Dataset entries on figures
□ □ □ □ □

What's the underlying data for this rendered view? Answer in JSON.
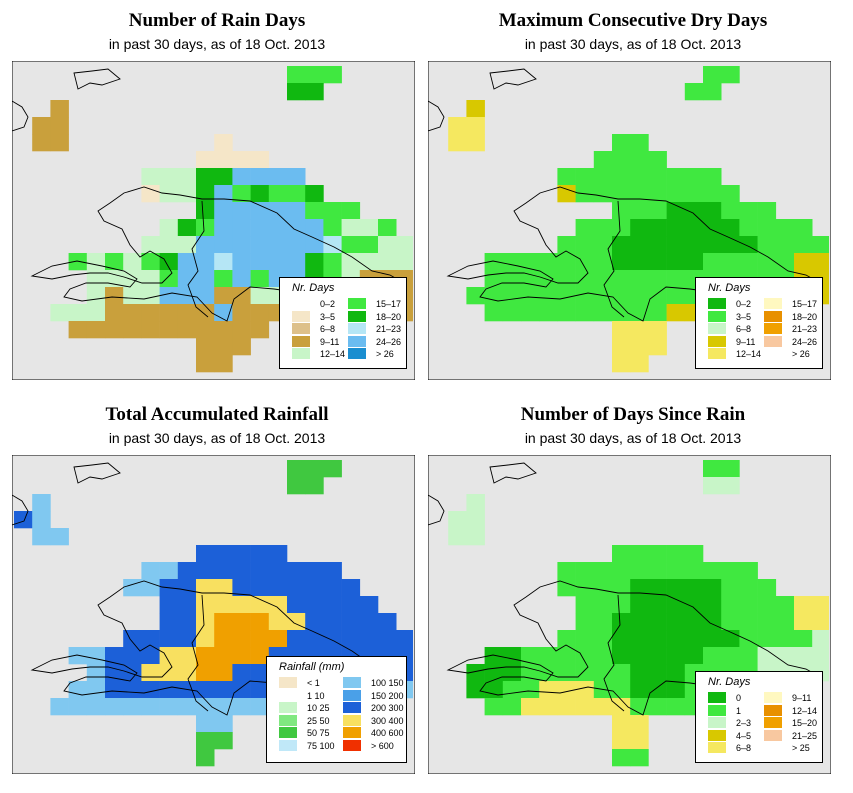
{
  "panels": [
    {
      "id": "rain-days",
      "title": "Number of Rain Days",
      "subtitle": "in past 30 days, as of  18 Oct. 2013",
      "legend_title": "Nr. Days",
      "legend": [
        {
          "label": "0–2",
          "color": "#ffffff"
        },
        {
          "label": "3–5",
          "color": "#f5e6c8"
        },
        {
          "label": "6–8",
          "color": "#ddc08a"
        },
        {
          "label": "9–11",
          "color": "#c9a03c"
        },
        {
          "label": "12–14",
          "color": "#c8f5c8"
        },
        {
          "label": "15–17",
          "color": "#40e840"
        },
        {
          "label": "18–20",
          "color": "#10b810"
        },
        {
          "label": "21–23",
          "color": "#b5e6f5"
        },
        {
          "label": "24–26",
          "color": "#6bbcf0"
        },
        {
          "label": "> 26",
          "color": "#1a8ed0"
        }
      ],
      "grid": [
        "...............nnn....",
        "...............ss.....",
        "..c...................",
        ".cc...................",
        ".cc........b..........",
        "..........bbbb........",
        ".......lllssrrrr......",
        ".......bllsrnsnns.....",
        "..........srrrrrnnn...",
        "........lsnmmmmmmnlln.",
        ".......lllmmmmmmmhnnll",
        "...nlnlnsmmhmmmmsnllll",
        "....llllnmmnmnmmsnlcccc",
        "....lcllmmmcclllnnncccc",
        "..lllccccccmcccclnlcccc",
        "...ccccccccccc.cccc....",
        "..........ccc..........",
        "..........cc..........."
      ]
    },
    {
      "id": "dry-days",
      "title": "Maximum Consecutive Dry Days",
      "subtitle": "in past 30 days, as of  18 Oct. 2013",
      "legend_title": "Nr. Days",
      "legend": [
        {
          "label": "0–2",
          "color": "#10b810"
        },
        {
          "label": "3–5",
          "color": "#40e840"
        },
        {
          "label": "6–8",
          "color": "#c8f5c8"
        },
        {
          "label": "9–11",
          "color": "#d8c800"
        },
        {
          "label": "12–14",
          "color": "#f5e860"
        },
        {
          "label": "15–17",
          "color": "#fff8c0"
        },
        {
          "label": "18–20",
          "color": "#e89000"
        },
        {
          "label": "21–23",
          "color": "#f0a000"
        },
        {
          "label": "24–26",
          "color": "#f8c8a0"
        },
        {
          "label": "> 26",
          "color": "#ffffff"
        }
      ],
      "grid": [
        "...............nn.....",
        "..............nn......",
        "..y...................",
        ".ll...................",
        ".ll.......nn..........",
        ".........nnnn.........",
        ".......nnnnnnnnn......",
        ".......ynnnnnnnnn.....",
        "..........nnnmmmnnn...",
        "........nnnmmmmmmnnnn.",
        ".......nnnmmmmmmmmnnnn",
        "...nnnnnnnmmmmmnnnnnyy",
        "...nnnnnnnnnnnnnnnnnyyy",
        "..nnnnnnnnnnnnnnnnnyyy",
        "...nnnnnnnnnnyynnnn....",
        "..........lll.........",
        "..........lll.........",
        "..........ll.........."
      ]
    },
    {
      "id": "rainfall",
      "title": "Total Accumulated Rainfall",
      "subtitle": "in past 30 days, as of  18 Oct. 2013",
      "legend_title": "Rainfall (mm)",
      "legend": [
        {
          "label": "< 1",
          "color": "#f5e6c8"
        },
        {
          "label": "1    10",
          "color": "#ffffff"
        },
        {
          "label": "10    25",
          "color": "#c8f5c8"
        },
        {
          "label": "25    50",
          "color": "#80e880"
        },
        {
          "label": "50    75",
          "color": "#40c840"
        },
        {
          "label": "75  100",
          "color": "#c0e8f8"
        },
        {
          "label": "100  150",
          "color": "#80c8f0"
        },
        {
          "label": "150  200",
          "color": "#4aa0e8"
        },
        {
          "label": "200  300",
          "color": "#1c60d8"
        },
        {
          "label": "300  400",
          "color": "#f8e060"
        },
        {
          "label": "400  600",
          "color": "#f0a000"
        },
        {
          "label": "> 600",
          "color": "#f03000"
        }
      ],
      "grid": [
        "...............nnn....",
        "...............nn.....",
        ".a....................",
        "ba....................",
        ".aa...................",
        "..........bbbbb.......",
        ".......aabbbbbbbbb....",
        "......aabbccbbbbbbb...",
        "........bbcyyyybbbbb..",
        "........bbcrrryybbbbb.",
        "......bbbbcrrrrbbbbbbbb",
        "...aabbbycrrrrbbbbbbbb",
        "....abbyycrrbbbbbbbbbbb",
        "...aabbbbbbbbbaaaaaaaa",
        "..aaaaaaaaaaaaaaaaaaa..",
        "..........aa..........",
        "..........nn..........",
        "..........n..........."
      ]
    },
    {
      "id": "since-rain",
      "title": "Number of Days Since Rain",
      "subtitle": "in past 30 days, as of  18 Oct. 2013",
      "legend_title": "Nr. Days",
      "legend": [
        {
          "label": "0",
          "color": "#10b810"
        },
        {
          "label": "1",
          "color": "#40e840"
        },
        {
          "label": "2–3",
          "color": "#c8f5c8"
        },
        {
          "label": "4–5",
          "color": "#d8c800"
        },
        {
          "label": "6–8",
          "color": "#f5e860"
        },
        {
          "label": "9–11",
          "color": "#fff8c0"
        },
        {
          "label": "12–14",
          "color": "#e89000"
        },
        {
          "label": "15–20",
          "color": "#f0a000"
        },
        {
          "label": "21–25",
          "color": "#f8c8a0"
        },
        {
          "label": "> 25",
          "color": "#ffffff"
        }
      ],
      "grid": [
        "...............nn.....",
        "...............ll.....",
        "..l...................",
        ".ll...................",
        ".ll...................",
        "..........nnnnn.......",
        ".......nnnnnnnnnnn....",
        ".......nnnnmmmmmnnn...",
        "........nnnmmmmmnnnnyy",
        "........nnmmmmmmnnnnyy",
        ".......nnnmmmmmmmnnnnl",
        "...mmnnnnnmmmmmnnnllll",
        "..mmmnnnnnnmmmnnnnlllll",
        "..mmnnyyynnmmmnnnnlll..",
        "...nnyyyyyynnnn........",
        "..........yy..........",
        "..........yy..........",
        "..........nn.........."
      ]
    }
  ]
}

□ □ □ □ □

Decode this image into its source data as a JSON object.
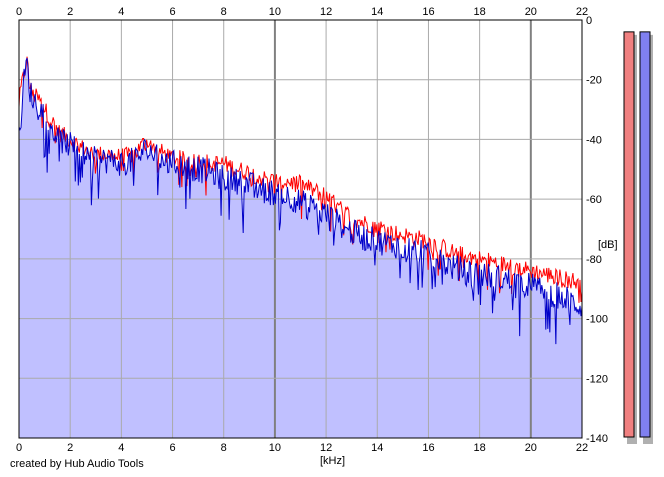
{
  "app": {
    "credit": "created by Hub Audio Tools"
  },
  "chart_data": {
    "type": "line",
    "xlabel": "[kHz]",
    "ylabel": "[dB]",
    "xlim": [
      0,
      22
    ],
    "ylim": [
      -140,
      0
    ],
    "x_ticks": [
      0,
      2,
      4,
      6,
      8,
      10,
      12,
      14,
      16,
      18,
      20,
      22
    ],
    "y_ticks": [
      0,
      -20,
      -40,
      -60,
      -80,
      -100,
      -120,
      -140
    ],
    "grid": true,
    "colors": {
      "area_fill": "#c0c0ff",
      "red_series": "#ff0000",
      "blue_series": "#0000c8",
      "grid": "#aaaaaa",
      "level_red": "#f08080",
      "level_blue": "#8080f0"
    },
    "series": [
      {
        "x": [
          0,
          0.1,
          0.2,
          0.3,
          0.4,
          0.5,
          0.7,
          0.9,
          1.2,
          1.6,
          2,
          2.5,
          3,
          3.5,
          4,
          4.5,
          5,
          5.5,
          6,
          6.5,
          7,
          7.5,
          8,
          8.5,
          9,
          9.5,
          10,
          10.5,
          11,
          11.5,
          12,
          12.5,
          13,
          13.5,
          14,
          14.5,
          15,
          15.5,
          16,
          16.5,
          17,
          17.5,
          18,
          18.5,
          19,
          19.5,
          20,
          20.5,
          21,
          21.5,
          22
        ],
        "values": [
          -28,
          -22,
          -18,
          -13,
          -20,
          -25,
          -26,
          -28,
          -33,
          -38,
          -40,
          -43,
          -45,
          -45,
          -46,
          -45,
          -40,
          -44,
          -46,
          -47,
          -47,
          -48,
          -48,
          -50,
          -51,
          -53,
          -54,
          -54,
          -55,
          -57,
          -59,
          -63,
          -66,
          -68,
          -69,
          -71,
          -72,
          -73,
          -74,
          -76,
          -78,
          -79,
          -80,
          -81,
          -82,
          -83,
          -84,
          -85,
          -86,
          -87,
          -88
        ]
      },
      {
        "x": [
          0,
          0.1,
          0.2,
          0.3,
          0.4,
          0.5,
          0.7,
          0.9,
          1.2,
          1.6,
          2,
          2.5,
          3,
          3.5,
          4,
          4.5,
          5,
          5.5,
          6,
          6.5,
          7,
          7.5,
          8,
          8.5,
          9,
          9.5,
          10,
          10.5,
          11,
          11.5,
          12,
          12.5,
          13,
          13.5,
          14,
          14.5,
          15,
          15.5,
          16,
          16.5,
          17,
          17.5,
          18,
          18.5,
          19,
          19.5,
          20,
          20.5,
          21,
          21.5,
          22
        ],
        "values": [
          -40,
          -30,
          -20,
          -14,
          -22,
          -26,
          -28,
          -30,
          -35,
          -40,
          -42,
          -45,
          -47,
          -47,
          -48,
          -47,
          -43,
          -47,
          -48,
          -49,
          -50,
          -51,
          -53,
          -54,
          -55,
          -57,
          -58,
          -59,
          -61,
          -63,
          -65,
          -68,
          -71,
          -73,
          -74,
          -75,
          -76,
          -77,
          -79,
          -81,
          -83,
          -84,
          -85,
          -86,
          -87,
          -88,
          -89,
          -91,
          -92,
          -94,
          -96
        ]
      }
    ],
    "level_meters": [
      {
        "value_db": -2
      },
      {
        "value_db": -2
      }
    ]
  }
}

□ □ □ □ □

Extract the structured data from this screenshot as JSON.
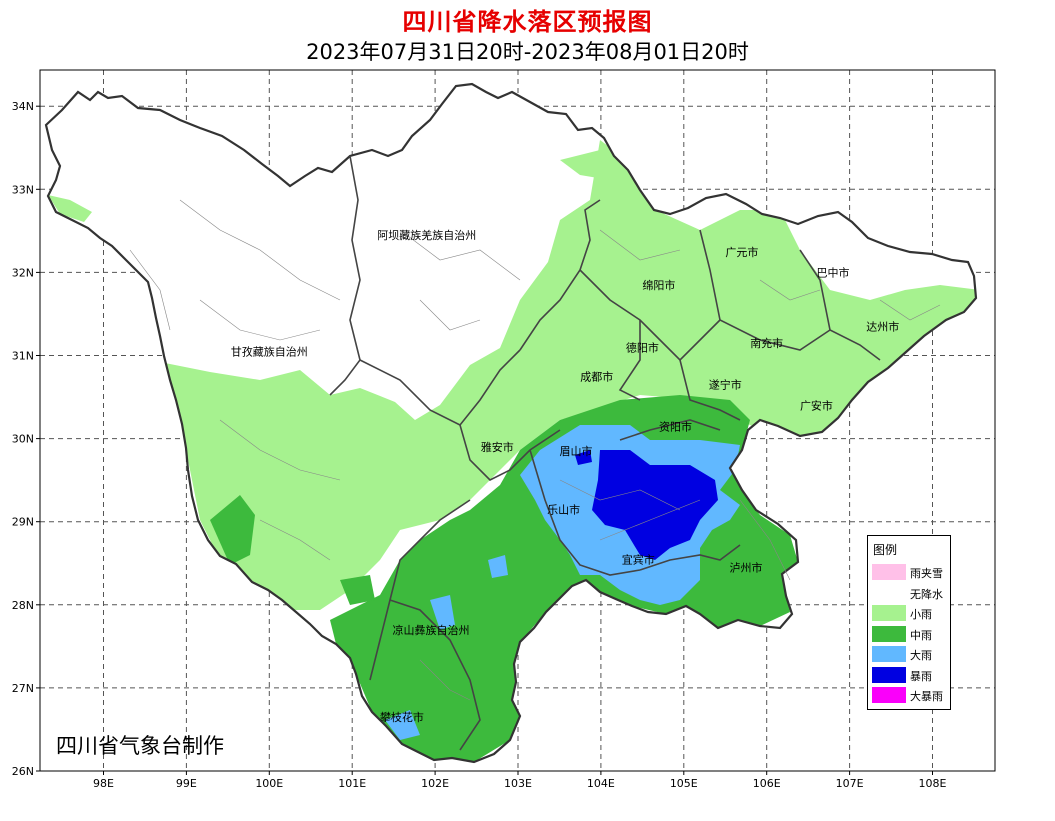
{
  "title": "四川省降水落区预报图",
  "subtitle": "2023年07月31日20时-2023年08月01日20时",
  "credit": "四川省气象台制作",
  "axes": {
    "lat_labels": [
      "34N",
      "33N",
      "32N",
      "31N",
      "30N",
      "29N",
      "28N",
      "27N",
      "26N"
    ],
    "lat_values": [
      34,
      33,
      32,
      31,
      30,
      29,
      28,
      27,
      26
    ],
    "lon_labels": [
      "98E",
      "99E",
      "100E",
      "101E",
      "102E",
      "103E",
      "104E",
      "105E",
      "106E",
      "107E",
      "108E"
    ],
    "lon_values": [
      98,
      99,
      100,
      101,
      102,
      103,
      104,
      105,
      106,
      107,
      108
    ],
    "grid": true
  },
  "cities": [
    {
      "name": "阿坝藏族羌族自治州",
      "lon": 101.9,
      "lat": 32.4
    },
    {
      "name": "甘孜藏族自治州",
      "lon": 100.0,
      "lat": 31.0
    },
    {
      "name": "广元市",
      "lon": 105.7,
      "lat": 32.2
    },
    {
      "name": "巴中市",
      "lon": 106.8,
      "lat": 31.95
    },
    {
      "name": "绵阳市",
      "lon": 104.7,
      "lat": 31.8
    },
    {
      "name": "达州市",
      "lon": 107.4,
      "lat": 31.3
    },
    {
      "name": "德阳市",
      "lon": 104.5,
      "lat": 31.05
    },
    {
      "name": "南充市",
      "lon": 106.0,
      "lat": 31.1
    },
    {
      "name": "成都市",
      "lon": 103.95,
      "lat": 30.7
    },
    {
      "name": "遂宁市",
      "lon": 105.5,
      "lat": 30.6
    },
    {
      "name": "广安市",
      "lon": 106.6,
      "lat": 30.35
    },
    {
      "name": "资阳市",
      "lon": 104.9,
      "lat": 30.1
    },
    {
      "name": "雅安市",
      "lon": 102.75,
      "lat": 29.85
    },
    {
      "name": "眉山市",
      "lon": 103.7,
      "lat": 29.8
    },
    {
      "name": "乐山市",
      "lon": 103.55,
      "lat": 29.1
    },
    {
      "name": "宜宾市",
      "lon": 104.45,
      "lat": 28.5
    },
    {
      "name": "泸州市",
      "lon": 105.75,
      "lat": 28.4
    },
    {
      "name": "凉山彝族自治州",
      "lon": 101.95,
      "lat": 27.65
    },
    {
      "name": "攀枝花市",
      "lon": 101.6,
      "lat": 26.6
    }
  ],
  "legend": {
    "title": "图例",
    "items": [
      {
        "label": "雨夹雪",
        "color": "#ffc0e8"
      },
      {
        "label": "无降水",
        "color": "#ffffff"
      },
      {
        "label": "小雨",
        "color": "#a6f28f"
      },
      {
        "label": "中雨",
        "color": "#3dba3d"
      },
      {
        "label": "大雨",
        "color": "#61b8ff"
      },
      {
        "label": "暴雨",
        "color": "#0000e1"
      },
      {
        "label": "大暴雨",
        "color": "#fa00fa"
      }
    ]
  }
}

□ □ □ □ □

*WORK INSTRUCTIONS*
Copy and report every line where the word "credit" is present.

*THE ANSWER*
    "credit": "created by Hub Audio Tools"
  "credit": "四川省气象台制作",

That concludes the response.